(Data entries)
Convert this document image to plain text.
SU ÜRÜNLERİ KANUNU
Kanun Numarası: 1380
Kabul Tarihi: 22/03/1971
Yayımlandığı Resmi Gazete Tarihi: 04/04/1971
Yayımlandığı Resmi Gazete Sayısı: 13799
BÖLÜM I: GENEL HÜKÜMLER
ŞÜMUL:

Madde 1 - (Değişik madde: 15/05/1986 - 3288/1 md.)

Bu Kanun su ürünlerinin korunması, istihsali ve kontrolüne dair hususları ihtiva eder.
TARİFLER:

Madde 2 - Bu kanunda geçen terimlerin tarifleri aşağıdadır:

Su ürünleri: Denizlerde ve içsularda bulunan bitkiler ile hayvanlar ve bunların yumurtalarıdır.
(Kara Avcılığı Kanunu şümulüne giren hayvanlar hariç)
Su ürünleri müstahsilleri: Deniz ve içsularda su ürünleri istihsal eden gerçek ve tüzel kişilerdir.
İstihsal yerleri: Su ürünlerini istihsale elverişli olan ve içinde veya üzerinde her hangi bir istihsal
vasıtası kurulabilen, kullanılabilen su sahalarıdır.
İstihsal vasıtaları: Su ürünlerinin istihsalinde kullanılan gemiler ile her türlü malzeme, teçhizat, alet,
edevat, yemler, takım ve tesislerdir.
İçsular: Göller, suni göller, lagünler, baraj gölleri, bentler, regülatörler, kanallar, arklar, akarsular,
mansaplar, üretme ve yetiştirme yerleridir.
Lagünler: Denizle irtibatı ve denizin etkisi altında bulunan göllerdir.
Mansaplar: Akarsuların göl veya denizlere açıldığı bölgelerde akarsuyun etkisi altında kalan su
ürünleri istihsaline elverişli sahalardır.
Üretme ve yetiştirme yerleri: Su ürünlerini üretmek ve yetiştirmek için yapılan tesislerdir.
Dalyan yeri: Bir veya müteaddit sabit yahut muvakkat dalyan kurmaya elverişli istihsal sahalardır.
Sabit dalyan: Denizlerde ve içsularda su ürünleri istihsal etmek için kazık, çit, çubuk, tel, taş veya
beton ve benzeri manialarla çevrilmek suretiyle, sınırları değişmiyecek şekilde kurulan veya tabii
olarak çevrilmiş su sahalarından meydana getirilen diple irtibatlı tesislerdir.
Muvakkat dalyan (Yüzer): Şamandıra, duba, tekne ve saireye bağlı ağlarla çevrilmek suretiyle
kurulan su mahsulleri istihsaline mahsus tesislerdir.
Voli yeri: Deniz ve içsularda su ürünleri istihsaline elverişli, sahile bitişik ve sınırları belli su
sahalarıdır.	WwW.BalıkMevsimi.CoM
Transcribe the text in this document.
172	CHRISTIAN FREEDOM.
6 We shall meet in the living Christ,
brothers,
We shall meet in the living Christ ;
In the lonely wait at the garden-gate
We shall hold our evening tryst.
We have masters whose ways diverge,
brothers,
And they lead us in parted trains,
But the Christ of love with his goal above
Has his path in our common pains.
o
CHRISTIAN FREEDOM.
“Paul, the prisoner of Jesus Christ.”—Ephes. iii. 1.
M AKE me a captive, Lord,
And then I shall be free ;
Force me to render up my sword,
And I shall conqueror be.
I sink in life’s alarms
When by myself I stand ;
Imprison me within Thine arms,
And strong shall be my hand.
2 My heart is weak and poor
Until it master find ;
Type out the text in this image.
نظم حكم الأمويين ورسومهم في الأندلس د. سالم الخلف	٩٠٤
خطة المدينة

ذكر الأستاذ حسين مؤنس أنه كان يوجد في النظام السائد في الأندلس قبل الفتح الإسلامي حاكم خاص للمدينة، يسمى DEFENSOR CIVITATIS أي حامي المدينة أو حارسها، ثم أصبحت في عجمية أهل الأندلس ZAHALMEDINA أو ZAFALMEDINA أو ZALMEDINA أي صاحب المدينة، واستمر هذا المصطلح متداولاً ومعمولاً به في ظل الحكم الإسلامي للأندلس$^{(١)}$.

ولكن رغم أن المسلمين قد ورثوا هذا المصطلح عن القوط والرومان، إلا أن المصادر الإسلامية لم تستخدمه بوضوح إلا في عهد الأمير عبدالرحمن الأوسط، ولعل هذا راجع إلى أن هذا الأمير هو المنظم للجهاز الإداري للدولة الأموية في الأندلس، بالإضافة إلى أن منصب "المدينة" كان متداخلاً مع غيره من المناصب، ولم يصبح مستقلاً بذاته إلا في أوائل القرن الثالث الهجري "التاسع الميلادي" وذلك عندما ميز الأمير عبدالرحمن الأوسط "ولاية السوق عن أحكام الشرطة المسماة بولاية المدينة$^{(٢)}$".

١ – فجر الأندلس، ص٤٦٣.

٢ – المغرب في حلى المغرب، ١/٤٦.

### [What you will do]
Locate the line that contains "Type out the text in this image.", then please quote it and every line after it to the end of the entries above, exactly and with nothing else.

### [Answer to this exercise]
Type out the text in this image.
نظم حكم الأمويين ورسومهم في الأندلس د. سالم الخلف	٩٠٤
خطة المدينة

ذكر الأستاذ حسين مؤنس أنه كان يوجد في النظام السائد في الأندلس قبل الفتح الإسلامي حاكم خاص للمدينة، يسمى DEFENSOR CIVITATIS أي حامي المدينة أو حارسها، ثم أصبحت في عجمية أهل الأندلس ZAHALMEDINA أو ZAFALMEDINA أو ZALMEDINA أي صاحب المدينة، واستمر هذا المصطلح متداولاً ومعمولاً به في ظل الحكم الإسلامي للأندلس$^{(١)}$.

ولكن رغم أن المسلمين قد ورثوا هذا المصطلح عن القوط والرومان، إلا أن المصادر الإسلامية لم تستخدمه بوضوح إلا في عهد الأمير عبدالرحمن الأوسط، ولعل هذا راجع إلى أن هذا الأمير هو المنظم للجهاز الإداري للدولة الأموية في الأندلس، بالإضافة إلى أن منصب "المدينة" كان متداخلاً مع غيره من المناصب، ولم يصبح مستقلاً بذاته إلا في أوائل القرن الثالث الهجري "التاسع الميلادي" وذلك عندما ميز الأمير عبدالرحمن الأوسط "ولاية السوق عن أحكام الشرطة المسماة بولاية المدينة$^{(٢)}$".

١ – فجر الأندلس، ص٤٦٣.

٢ – المغرب في حلى المغرب، ١/٤٦.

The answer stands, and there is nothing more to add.